Start

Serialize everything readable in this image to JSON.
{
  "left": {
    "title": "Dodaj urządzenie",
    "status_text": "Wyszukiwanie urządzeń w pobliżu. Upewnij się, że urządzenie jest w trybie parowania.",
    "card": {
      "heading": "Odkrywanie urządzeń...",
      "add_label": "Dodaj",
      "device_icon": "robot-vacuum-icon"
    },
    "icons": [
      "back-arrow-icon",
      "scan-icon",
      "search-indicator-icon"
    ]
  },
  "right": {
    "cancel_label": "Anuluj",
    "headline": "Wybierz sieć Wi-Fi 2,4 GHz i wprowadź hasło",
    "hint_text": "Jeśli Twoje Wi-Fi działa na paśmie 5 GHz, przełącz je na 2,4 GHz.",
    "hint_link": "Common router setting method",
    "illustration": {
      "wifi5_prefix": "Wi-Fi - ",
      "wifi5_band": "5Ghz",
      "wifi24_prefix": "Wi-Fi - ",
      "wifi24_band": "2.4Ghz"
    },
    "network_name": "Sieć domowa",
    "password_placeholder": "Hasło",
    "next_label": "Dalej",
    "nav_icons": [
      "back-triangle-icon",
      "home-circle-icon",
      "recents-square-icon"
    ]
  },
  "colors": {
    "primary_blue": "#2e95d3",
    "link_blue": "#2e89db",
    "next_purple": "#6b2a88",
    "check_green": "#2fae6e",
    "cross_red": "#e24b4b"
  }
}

End
Start

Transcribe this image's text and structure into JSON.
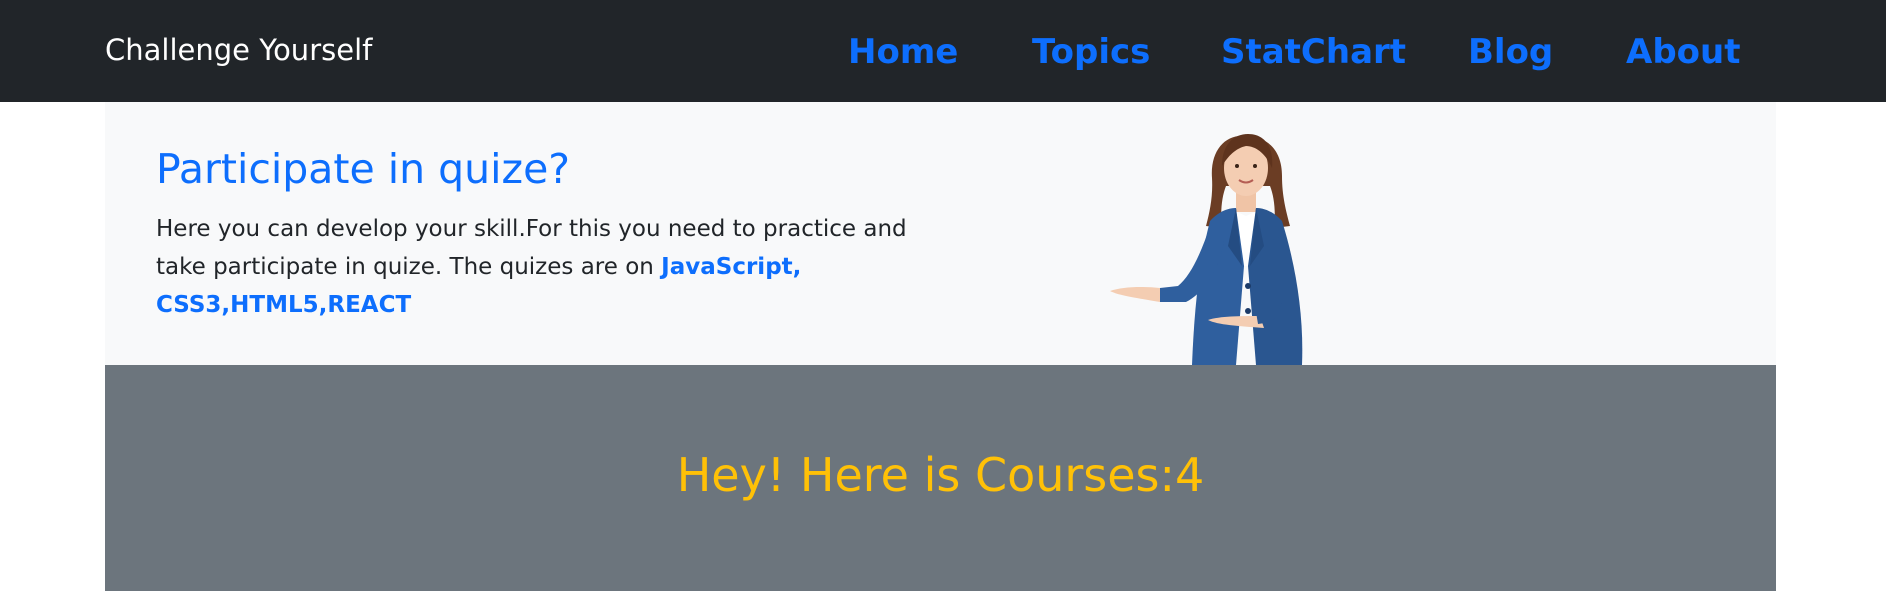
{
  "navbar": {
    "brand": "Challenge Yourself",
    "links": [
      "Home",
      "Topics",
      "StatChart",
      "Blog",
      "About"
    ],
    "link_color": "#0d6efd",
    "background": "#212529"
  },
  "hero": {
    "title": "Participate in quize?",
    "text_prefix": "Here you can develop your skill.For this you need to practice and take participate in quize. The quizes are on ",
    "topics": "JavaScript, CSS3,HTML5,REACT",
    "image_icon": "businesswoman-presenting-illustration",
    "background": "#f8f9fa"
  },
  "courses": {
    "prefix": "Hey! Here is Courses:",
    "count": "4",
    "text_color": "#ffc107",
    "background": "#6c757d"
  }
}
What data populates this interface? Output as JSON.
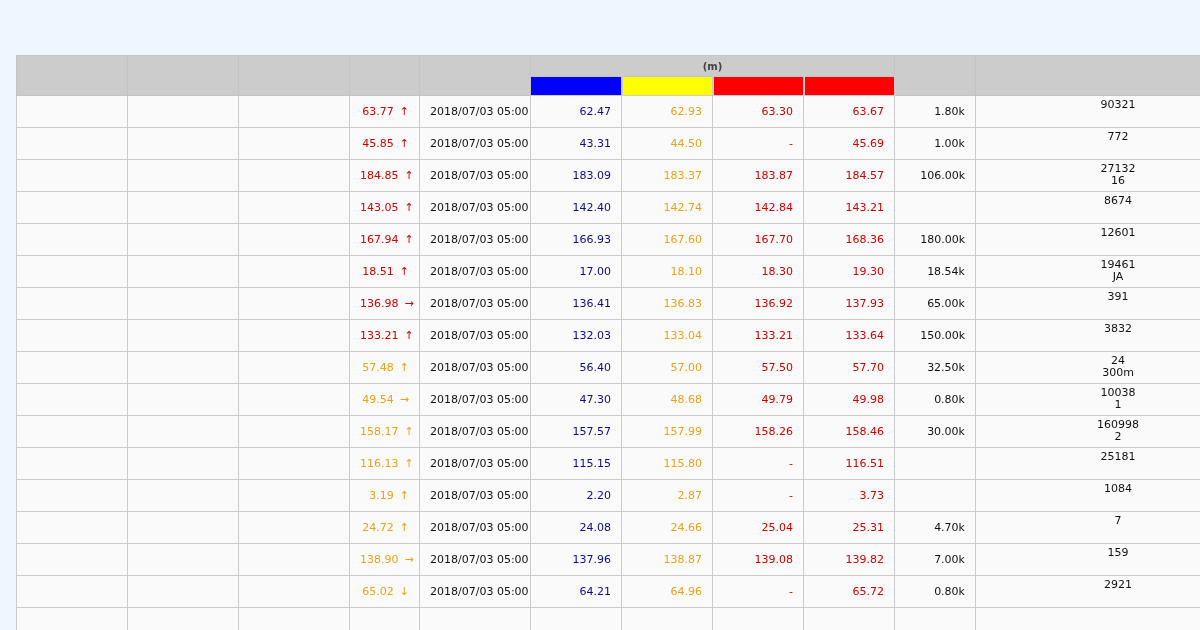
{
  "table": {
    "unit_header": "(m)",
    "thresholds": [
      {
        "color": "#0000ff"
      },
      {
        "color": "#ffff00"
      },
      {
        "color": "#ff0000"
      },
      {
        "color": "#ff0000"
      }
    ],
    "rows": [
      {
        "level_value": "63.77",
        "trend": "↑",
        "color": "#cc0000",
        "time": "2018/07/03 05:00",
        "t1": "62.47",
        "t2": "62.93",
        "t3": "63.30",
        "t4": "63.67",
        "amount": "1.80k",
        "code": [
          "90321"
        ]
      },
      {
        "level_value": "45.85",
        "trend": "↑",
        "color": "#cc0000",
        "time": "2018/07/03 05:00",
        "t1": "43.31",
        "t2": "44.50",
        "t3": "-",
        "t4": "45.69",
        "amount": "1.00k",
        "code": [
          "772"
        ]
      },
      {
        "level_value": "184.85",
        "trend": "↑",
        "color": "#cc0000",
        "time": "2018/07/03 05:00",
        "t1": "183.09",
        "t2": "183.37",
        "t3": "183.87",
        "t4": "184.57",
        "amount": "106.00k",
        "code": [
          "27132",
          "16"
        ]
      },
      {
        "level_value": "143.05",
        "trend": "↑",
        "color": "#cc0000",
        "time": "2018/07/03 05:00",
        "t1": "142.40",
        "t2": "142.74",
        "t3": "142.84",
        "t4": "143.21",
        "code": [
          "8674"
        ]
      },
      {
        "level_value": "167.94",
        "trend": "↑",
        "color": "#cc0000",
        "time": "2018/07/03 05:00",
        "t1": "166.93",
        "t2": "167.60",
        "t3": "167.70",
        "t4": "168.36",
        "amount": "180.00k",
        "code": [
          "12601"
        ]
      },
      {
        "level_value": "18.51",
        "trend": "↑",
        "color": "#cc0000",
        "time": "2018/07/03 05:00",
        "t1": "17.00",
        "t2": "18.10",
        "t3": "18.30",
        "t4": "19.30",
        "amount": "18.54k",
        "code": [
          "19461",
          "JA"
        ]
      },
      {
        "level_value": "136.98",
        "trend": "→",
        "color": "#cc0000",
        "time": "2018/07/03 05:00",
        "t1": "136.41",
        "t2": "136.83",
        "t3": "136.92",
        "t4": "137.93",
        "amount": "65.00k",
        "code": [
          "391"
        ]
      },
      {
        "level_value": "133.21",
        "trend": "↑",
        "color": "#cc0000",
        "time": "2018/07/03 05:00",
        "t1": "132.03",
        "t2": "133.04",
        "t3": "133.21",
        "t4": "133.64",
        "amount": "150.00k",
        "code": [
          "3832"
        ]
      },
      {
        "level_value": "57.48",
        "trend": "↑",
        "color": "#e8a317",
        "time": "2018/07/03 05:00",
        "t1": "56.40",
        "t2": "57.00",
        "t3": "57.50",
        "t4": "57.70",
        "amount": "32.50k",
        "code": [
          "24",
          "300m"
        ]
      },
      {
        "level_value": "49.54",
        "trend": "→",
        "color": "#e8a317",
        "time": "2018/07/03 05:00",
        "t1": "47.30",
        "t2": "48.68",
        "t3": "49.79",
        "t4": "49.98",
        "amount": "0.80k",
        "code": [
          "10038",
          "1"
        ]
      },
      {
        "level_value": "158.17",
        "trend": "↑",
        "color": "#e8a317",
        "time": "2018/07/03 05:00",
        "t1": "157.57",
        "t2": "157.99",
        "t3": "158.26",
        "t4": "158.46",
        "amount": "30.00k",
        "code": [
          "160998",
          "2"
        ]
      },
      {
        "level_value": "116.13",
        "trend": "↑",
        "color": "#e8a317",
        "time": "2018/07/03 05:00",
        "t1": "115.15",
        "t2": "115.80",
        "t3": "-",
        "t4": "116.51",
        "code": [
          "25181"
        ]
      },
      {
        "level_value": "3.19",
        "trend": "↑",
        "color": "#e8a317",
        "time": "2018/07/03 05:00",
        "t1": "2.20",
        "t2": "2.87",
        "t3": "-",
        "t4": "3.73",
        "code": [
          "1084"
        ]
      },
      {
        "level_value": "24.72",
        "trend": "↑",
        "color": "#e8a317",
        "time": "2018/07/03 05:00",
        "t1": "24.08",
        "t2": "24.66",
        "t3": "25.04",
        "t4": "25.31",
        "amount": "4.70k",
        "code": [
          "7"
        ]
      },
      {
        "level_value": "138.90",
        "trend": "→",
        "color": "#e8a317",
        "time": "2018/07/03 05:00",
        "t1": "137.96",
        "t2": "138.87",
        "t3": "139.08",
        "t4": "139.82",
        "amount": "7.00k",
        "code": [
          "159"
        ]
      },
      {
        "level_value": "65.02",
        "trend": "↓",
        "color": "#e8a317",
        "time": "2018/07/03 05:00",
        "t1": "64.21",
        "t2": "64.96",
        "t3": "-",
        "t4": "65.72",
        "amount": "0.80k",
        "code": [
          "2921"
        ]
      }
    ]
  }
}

End

Copy out every line of the listing that includes the string "quize".

- [EXERCISE RESULT]:
    "title": "Participate in quize?",
    "text_prefix": "Here you can develop your skill.For this you need to practice and take participate in quize. The quizes are on ",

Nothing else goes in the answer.